# [Problem details]
Count every line where "What" shows up, and give that number only.

# [Data]
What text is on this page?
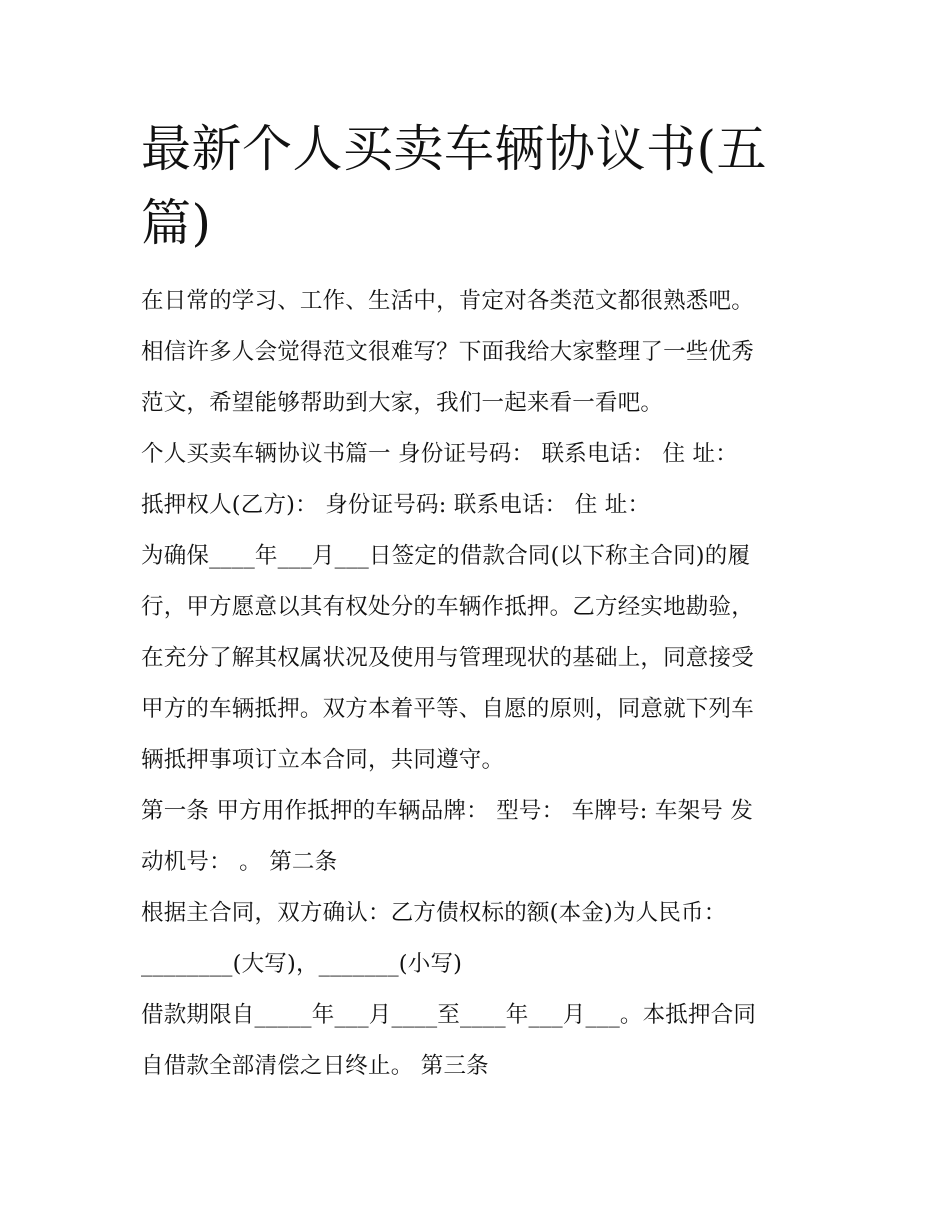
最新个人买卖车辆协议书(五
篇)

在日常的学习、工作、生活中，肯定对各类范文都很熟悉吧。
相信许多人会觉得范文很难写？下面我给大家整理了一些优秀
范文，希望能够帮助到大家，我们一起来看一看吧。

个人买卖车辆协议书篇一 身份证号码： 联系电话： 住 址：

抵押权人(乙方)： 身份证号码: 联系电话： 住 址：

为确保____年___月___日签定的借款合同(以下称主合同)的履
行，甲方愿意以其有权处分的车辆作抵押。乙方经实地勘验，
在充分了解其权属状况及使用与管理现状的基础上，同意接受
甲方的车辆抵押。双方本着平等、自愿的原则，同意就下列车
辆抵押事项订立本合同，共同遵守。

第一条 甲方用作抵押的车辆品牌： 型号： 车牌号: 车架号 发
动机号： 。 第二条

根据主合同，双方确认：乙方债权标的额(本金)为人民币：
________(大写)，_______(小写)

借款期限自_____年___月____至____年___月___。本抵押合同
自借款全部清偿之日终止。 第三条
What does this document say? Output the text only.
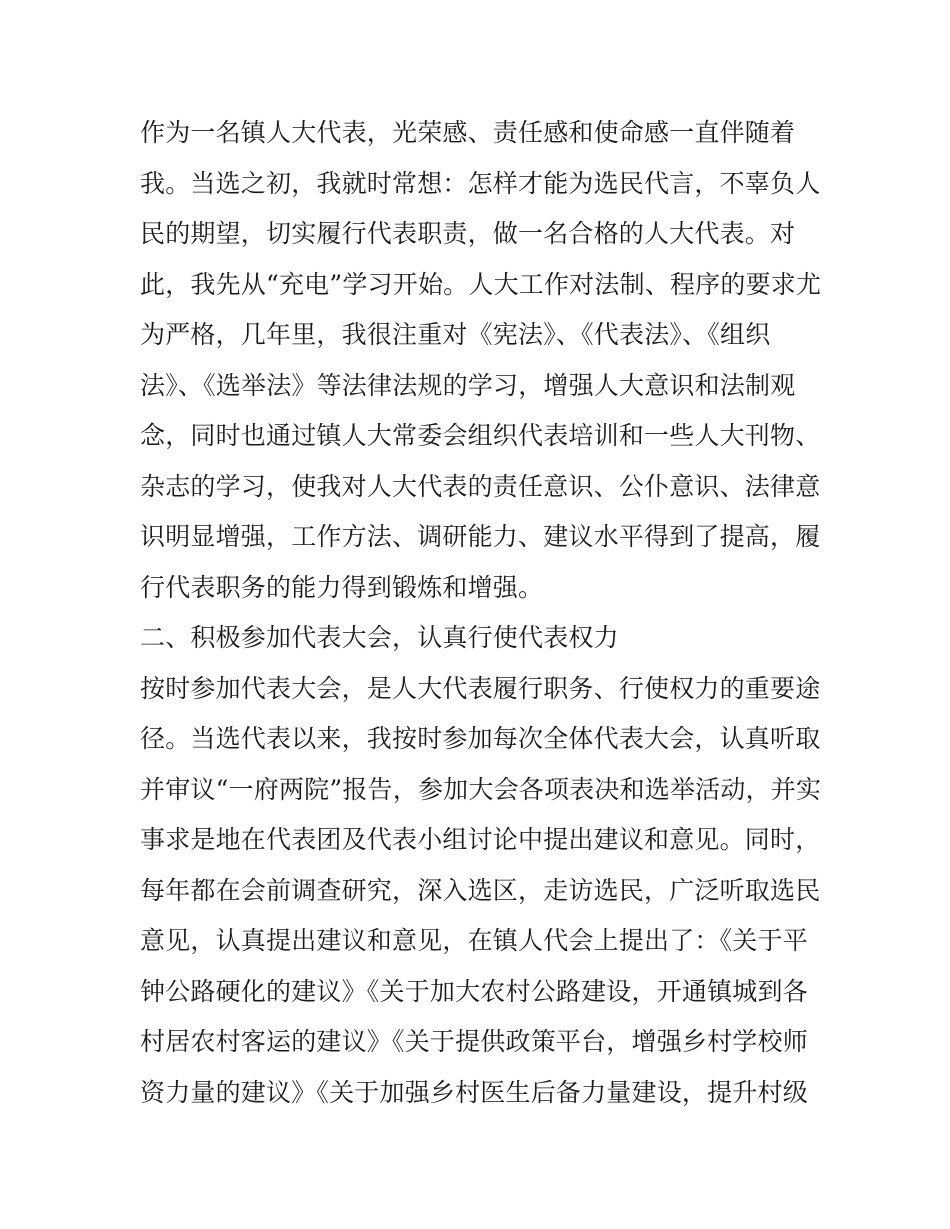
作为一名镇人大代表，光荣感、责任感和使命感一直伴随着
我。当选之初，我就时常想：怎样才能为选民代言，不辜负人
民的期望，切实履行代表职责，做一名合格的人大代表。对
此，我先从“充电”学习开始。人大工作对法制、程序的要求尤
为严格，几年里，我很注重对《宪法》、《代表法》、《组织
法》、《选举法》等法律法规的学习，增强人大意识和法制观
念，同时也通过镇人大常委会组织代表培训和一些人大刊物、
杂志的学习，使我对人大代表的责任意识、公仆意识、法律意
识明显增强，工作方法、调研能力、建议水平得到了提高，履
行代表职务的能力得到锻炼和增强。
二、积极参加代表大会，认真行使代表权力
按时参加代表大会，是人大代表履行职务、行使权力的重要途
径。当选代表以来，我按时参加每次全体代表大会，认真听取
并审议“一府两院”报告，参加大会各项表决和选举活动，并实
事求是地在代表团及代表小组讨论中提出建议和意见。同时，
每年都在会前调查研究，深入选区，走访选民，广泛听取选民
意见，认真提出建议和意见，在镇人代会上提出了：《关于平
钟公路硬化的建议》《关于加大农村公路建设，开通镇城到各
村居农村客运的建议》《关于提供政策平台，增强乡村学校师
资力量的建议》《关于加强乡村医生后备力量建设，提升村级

# [Full output]
2